## YOUR OBJECTIVE
Compile every line that includes the word "labels".
▬▬▬▬▬▬
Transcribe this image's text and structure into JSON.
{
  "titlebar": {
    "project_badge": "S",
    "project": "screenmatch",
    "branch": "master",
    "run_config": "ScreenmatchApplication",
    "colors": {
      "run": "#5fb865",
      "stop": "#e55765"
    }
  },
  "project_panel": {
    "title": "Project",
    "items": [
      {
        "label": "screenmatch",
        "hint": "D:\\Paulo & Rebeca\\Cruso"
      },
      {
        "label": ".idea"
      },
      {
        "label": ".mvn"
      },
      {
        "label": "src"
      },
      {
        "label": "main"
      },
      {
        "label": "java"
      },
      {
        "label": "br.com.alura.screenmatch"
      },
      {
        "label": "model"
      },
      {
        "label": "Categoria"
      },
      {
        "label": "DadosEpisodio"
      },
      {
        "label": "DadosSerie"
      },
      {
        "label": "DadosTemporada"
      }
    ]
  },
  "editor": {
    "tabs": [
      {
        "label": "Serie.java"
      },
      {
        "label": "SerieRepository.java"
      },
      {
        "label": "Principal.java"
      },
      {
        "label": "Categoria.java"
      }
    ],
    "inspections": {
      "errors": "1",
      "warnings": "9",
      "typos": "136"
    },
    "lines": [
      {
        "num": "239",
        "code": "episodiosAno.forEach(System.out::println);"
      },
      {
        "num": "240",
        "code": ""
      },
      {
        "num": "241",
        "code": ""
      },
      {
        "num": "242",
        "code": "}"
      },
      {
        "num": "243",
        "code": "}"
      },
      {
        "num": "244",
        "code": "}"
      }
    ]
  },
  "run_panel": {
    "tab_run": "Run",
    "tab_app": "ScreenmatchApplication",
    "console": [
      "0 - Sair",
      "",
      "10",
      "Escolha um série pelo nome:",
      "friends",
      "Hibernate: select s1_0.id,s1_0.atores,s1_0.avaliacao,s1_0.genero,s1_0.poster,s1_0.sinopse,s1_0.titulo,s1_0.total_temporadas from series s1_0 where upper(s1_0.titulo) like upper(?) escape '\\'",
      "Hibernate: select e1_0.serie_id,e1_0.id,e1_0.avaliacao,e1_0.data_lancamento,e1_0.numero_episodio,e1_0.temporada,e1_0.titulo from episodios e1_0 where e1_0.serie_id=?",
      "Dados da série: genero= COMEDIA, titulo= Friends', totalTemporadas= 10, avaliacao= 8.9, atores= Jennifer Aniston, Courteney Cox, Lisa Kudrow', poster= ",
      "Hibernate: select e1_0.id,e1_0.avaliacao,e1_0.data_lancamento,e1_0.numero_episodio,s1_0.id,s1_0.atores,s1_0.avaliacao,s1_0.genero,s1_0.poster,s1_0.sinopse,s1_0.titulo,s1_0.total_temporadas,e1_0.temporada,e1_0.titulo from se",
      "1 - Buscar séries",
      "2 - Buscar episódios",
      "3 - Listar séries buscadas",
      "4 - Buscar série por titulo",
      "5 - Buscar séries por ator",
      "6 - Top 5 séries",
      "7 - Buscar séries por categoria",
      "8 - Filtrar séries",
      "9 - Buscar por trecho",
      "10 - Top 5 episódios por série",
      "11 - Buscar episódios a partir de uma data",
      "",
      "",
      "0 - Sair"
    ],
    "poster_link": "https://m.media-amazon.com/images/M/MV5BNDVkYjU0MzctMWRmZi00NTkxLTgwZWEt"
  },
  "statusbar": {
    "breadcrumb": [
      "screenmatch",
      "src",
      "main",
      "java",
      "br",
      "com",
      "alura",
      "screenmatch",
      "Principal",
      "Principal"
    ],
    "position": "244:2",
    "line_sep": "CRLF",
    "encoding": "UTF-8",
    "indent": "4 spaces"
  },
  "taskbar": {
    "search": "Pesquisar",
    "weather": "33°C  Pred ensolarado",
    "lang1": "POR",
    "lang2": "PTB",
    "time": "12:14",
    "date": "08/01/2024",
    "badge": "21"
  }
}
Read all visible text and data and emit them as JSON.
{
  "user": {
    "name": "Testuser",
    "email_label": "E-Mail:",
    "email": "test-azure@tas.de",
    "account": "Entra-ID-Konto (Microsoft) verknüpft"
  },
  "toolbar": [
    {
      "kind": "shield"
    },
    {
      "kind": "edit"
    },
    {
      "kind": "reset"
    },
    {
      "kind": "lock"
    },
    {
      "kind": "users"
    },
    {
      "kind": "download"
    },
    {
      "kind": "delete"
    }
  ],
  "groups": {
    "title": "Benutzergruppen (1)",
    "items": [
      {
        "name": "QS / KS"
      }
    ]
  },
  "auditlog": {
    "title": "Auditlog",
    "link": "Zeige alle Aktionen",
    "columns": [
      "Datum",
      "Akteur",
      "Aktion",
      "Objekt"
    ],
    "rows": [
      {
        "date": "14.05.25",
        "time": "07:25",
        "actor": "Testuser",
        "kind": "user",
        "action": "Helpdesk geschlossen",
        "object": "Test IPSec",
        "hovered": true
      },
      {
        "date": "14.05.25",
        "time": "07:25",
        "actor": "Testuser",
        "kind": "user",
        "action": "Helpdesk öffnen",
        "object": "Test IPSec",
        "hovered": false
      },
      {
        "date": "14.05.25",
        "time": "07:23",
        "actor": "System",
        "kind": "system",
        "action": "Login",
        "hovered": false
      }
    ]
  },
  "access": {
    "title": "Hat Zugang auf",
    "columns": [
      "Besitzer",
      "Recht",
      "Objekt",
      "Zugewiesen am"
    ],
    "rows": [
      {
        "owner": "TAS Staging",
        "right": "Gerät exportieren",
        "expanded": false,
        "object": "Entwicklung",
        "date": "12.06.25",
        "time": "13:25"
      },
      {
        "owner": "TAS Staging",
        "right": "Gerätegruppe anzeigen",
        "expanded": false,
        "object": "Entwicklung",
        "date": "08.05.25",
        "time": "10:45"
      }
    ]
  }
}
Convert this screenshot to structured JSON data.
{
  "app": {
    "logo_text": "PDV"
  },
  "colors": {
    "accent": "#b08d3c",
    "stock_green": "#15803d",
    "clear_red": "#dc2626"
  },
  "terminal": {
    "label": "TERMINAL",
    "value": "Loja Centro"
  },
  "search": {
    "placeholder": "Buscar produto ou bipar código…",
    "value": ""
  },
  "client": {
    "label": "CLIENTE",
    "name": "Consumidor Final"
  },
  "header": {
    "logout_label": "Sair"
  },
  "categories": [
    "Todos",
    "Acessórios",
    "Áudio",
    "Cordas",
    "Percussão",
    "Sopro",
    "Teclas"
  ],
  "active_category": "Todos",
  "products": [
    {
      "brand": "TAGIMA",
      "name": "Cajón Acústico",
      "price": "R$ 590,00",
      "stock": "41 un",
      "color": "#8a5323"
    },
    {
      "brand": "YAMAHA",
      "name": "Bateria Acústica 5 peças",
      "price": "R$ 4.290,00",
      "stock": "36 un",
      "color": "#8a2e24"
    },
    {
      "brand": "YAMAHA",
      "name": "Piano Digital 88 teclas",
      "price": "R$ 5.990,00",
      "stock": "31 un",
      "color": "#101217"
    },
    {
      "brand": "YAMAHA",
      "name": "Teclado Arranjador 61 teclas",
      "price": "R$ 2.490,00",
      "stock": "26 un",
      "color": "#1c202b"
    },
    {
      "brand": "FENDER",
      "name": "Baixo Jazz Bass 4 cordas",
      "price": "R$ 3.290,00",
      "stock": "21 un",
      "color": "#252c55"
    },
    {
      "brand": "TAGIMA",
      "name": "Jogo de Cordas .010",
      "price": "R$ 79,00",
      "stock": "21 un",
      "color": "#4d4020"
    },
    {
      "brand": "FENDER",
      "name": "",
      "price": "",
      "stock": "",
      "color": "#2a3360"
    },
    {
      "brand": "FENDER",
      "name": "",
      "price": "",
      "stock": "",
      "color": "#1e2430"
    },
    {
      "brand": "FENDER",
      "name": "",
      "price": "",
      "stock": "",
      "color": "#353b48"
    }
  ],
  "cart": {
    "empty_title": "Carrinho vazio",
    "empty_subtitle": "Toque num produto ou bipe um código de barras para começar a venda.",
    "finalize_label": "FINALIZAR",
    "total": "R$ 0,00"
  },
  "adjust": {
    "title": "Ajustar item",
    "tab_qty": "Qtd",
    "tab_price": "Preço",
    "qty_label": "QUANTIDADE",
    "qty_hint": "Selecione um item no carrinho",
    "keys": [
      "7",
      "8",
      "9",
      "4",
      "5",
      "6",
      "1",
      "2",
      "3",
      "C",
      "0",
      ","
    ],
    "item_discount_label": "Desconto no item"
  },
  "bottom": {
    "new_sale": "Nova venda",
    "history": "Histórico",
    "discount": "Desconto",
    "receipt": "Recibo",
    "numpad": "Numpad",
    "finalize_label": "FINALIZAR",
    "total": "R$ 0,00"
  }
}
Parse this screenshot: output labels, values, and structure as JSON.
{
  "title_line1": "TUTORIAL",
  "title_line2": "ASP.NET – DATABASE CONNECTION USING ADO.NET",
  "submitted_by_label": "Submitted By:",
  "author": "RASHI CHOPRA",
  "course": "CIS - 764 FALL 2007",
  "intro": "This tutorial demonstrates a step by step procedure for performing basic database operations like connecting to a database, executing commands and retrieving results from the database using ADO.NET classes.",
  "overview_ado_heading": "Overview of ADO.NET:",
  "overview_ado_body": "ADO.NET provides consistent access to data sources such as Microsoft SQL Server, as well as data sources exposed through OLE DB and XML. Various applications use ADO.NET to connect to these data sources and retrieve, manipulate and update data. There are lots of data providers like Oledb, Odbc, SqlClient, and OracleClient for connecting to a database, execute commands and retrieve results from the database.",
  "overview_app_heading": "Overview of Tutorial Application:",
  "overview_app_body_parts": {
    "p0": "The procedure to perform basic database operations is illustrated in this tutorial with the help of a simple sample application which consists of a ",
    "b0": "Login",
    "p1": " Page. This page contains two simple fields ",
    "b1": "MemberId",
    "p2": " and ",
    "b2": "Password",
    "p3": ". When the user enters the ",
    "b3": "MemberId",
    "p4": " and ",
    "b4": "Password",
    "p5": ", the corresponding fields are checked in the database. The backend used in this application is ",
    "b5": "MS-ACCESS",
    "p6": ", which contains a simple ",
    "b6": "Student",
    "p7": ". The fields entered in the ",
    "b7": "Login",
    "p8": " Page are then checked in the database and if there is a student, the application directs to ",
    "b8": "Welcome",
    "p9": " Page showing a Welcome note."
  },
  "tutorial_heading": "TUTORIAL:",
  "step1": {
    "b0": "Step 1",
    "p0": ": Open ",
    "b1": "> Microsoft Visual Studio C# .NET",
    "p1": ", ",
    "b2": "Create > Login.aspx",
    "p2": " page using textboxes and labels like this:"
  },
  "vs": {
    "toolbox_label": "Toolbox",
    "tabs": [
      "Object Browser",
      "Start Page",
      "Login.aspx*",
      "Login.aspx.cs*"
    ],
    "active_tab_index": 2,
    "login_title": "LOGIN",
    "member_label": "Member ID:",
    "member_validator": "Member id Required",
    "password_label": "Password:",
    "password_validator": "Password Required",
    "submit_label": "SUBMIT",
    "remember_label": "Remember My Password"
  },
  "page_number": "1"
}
▬▬▬▬▬▬
## WRITTEN SOLUTION
Parse this screenshot: output labels, values, and structure as JSON.
    "p2": " page using textboxes and labels like this:"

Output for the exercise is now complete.